━━━━━ Extracted material ━━━━━
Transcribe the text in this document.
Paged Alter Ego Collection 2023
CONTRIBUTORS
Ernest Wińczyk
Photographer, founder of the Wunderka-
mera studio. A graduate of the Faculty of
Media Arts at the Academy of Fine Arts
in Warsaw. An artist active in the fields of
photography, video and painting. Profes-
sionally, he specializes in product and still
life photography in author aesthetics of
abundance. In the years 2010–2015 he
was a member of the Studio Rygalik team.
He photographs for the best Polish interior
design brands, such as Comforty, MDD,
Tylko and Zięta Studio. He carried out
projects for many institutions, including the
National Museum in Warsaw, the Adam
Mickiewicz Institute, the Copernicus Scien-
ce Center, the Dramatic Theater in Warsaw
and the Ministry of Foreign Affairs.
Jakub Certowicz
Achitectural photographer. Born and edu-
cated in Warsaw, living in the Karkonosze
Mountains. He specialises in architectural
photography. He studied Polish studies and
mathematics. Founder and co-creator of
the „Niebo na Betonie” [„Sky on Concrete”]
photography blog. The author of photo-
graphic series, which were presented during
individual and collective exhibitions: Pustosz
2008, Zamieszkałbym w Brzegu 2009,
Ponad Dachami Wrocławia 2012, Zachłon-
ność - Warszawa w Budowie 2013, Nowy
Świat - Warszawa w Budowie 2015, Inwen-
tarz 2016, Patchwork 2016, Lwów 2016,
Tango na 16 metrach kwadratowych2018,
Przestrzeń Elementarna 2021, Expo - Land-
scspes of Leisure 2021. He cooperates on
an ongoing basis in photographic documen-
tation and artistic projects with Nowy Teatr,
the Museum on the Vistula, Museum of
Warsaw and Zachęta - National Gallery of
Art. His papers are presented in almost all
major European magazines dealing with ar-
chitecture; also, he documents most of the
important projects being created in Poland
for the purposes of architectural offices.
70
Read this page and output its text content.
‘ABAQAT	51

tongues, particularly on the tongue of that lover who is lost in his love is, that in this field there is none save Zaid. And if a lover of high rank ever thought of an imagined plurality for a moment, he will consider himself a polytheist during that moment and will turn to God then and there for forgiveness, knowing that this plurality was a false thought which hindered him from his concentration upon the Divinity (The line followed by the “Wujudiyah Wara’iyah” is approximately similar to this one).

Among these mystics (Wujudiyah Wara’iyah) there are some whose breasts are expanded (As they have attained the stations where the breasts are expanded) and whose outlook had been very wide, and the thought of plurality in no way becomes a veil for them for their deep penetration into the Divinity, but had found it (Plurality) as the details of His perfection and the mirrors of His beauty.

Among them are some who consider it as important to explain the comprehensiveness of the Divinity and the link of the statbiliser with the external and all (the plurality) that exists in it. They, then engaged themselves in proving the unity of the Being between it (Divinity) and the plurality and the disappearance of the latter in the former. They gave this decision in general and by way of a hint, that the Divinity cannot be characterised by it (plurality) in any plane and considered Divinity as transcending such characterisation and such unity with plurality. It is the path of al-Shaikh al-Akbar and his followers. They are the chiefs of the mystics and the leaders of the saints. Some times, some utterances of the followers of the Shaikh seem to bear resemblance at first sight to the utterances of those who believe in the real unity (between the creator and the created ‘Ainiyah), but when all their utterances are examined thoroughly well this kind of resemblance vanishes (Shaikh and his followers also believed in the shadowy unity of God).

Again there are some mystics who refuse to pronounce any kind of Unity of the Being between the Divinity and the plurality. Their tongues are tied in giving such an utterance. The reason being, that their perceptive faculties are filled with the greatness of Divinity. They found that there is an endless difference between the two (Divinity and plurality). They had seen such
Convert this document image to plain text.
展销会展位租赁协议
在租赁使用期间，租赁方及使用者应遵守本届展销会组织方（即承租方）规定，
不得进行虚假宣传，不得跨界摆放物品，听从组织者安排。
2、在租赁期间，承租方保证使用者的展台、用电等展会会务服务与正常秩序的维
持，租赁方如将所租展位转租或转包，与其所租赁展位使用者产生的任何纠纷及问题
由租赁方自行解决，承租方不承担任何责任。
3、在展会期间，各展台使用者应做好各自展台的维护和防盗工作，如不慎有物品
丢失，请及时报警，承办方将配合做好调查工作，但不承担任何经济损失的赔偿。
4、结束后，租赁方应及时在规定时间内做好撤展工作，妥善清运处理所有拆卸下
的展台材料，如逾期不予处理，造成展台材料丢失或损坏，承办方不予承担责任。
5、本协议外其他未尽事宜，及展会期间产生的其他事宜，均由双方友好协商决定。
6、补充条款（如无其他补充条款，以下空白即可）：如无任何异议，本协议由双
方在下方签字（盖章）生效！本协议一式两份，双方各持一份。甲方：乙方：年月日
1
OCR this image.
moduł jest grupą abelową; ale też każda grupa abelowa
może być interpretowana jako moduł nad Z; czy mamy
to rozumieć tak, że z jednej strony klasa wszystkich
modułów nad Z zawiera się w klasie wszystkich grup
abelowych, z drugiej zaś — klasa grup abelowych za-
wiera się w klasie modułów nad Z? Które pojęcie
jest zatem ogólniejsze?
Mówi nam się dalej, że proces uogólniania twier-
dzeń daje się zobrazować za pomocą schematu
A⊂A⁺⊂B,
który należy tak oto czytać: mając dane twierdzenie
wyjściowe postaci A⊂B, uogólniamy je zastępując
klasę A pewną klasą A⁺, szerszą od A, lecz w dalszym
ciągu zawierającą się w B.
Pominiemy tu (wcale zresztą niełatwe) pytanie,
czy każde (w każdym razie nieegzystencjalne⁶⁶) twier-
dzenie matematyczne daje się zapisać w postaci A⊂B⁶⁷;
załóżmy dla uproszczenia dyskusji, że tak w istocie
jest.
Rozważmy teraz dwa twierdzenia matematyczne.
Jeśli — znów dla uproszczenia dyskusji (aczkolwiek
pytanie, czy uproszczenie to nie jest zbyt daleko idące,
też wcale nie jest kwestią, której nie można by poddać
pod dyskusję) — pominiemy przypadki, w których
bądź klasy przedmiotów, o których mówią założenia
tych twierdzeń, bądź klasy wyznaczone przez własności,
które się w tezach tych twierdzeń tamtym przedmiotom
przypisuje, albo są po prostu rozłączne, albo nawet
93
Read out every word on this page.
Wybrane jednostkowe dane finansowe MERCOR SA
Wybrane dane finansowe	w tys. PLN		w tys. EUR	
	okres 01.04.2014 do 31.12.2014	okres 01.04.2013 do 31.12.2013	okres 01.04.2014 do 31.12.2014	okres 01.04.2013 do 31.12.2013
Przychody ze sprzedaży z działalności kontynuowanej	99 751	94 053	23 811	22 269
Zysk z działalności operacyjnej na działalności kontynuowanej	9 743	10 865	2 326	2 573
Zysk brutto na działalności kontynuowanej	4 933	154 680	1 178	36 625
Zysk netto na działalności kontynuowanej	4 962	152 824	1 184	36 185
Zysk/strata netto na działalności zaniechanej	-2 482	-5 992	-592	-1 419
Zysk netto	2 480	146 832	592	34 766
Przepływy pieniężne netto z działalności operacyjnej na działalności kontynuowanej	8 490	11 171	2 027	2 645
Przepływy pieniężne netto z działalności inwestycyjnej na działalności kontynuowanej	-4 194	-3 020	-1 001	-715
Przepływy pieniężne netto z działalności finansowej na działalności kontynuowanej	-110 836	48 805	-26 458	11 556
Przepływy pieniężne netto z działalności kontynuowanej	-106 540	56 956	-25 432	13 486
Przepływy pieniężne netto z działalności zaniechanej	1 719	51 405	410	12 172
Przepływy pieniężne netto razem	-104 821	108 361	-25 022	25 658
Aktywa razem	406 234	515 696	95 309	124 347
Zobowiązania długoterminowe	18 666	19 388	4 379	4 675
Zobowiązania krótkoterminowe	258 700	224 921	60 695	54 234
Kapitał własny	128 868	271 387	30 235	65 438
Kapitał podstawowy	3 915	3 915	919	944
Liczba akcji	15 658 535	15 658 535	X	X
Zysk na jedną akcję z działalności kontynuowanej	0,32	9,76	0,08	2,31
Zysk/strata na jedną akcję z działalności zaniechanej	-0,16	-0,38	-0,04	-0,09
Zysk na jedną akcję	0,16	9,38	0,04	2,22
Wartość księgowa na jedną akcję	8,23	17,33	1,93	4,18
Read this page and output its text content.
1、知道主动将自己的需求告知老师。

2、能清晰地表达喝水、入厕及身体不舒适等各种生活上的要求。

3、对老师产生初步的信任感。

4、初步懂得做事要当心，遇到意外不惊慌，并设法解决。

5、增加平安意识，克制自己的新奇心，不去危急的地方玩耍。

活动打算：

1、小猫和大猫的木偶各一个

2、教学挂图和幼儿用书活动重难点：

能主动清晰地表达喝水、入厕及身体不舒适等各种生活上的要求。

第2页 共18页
━━━━━
Your objective> Copy whichever lines in the listing above contain the word "author".

Reply>
life photography in author aesthetics of
photography blog. The author of photo-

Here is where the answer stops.